Problem statement:
Separate out the lines that hold "compressors".

Collected data entries:
****************************************
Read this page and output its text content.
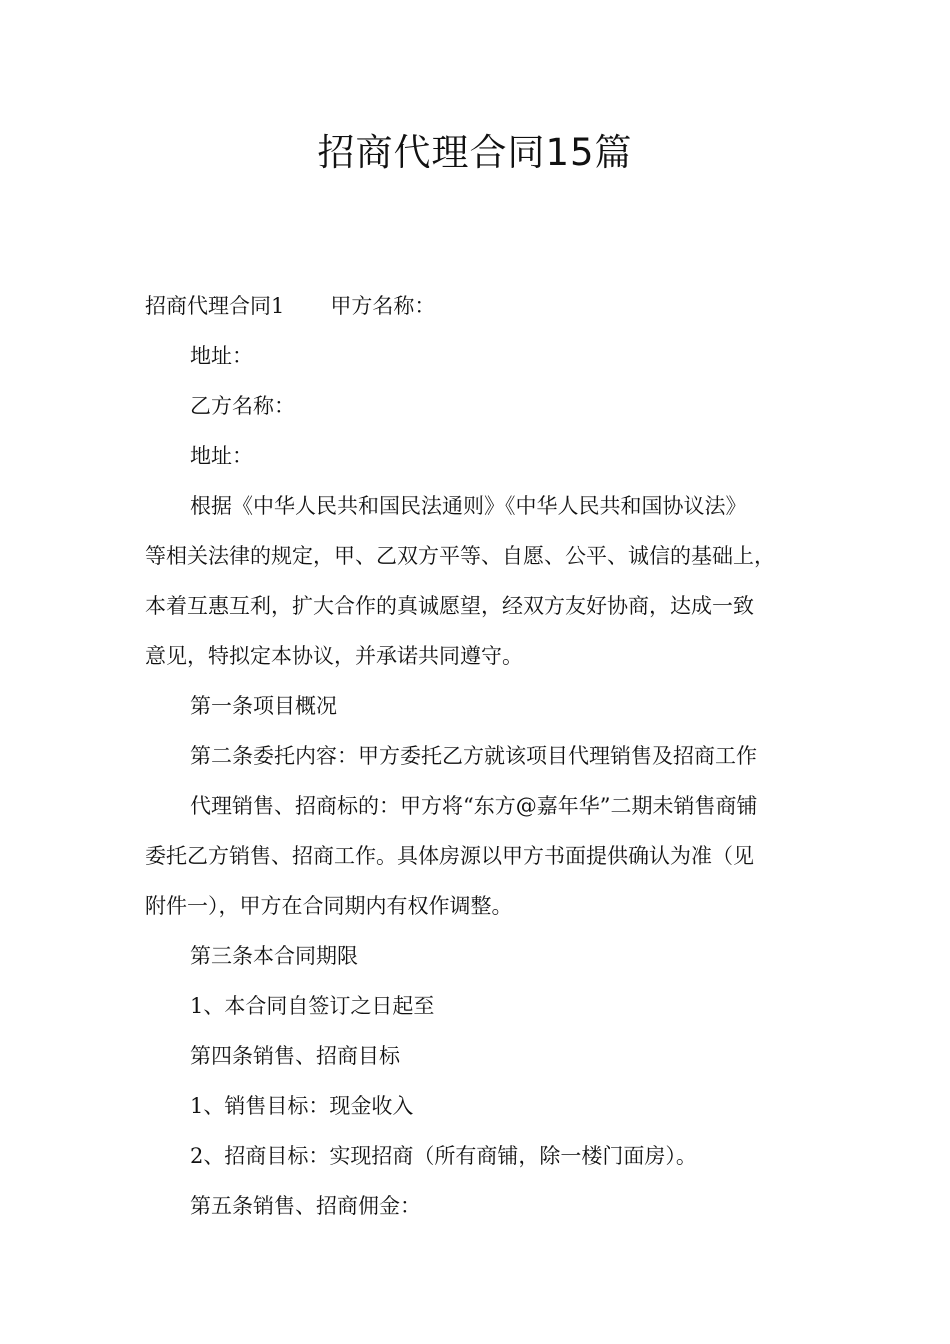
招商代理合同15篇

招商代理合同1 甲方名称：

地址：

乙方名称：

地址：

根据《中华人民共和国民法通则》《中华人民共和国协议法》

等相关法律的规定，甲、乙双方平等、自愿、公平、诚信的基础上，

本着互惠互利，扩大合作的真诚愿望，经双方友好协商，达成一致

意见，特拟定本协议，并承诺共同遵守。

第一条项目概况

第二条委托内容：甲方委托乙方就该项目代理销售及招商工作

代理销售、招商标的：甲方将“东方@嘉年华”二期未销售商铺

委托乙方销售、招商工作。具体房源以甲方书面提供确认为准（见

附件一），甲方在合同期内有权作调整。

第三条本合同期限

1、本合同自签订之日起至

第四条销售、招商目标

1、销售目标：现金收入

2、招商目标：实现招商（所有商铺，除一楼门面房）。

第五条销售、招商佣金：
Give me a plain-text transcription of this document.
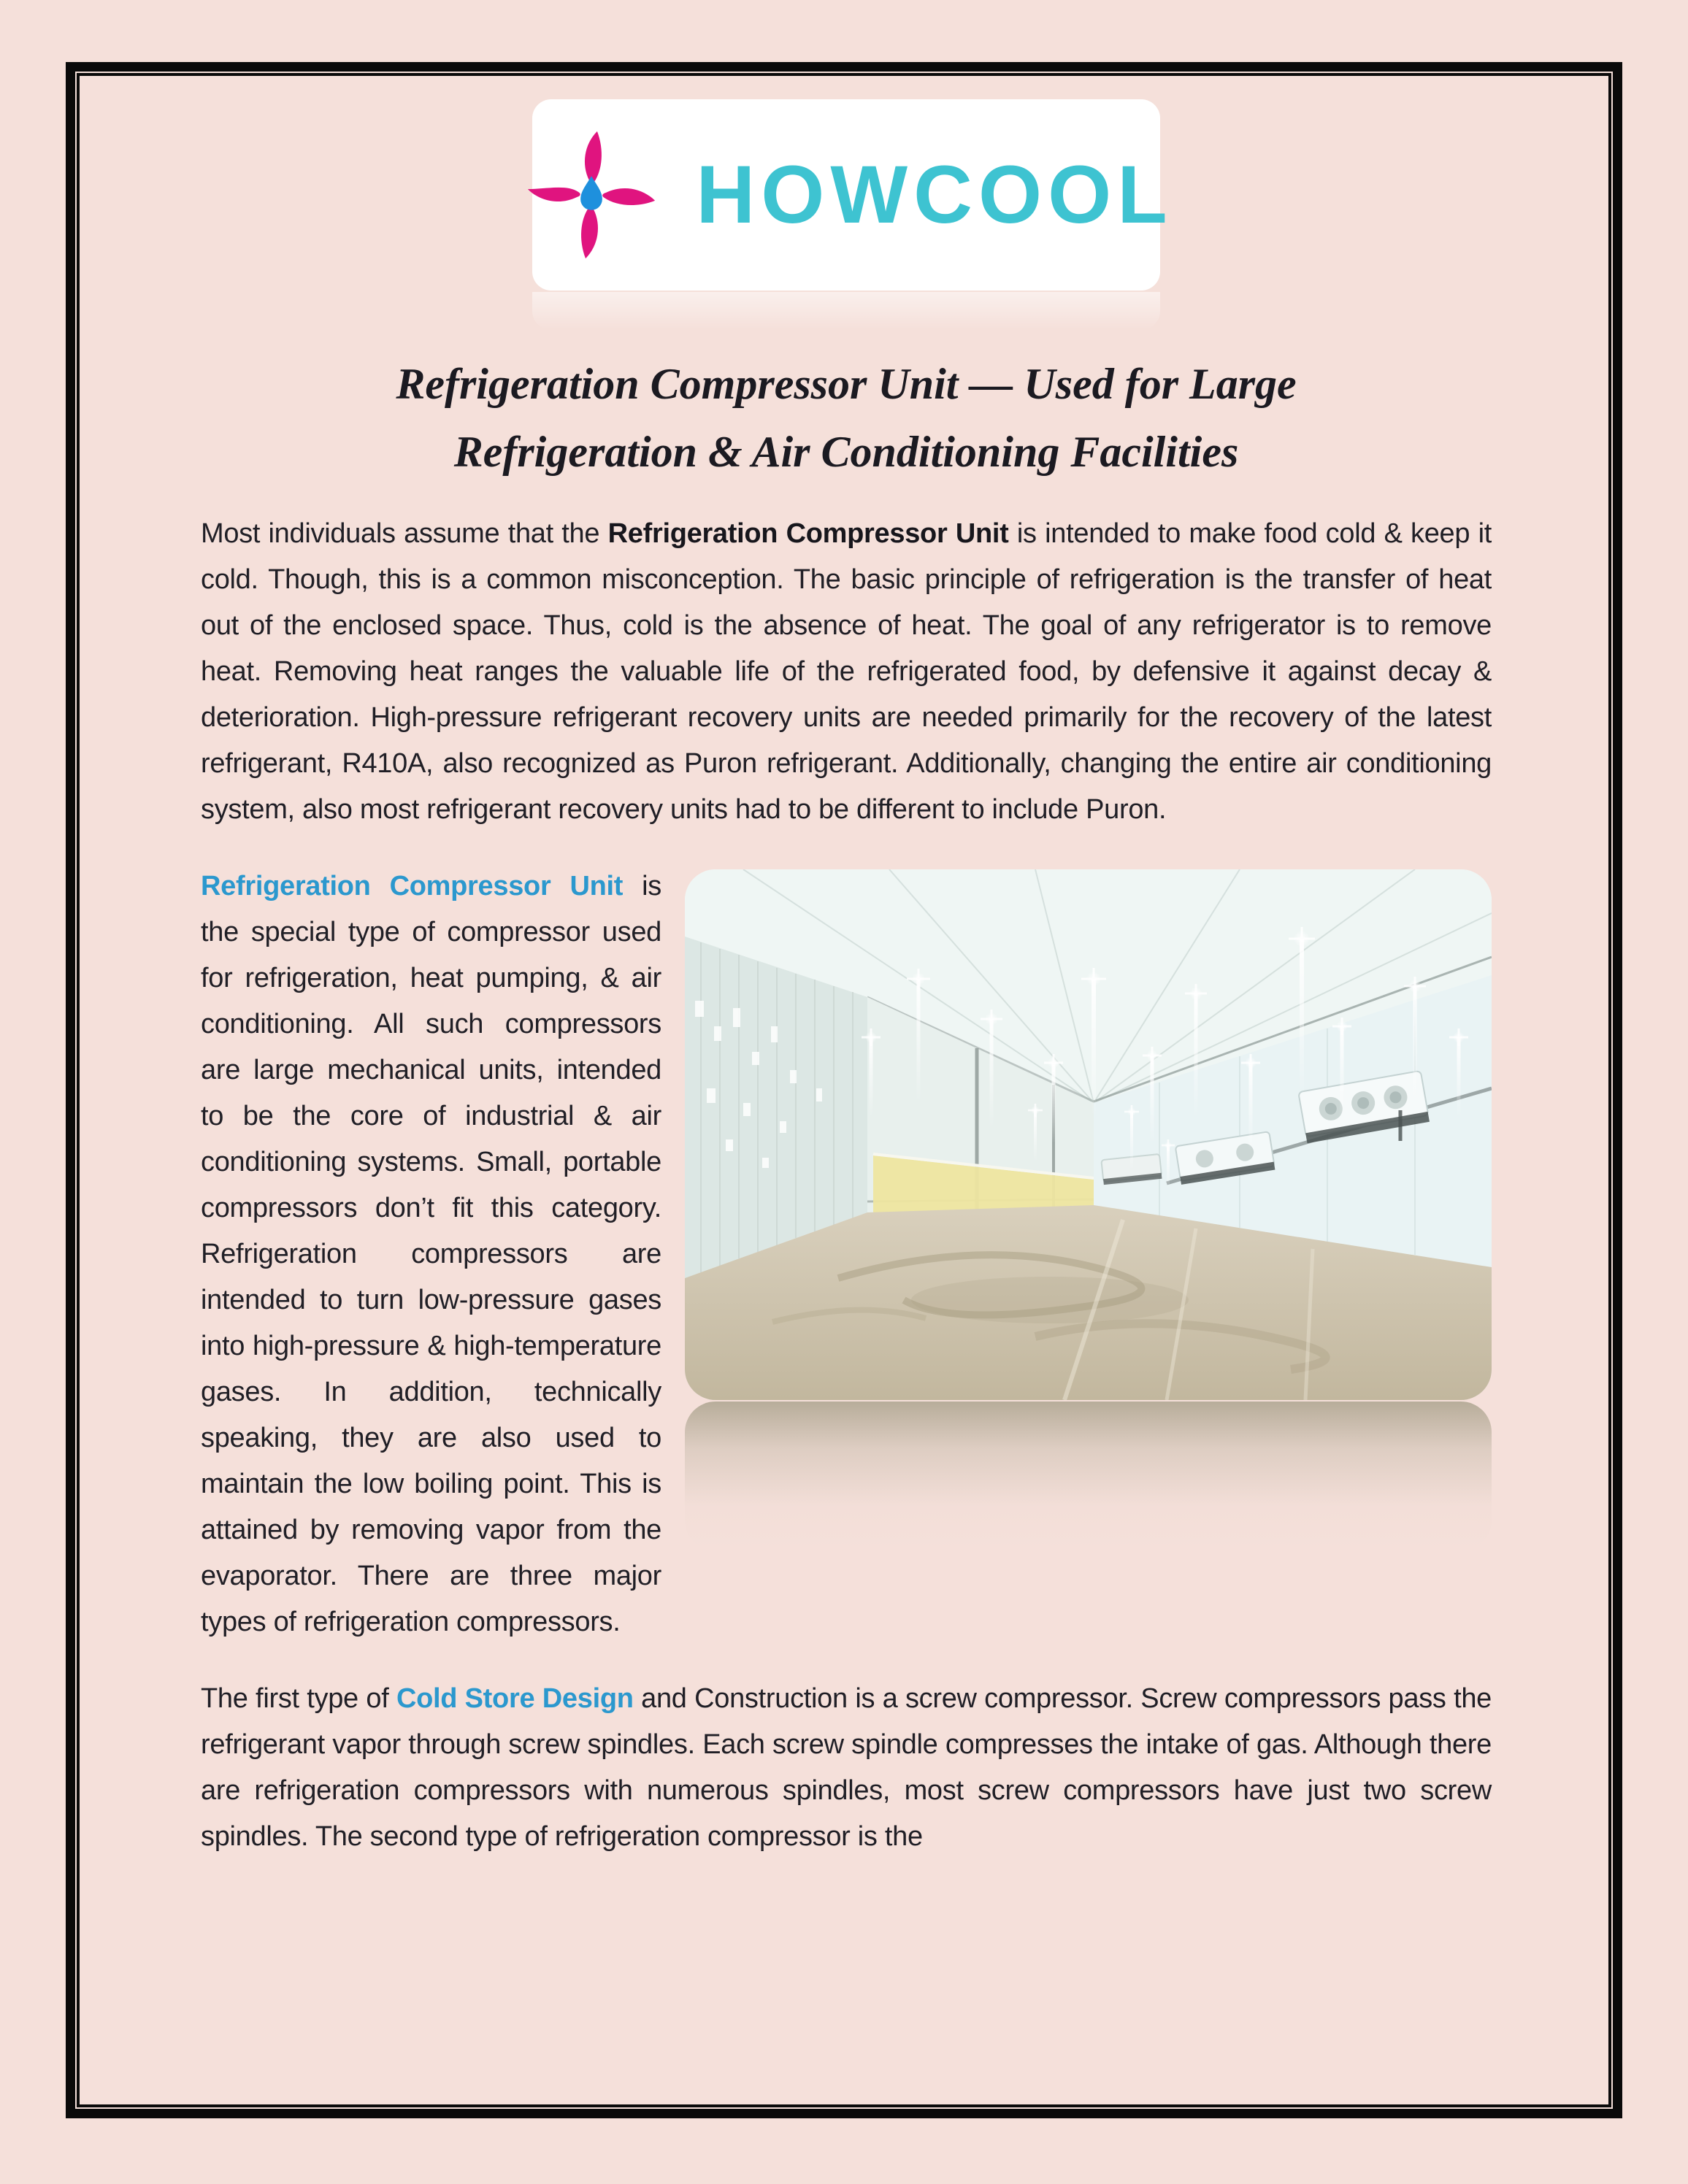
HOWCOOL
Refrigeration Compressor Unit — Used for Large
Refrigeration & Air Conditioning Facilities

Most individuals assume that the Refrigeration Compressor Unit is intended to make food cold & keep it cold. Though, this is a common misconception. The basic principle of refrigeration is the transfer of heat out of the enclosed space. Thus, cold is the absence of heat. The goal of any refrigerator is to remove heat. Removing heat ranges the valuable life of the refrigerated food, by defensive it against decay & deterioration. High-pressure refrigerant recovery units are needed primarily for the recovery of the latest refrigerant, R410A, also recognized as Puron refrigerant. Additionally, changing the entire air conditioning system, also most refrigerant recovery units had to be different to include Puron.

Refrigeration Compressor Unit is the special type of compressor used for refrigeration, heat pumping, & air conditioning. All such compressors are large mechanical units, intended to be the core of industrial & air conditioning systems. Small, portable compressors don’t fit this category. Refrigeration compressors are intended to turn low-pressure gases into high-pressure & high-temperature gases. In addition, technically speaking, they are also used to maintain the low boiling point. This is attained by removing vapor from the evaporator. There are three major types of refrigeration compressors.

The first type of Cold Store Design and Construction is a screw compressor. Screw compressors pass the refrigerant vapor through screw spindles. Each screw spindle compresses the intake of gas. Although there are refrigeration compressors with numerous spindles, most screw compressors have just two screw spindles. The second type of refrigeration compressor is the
****************************************
Result:
Refrigeration Compressor Unit is the special type of compressor used for refrigeration, heat pumping, & air conditioning. All such compressors are large mechanical units, intended to be the core of industrial & air conditioning systems. Small, portable compressors don’t fit this category. Refrigeration compressors are intended to turn low-pressure gases into high-pressure & high-temperature gases. In addition, technically speaking, they are also used to maintain the low boiling point. This is attained by removing vapor from the evaporator. There are three major types of refrigeration compressors.
The first type of Cold Store Design and Construction is a screw compressor. Screw compressors pass the refrigerant vapor through screw spindles. Each screw spindle compresses the intake of gas. Although there are refrigeration compressors with numerous spindles, most screw compressors have just two screw spindles. The second type of refrigeration compressor is the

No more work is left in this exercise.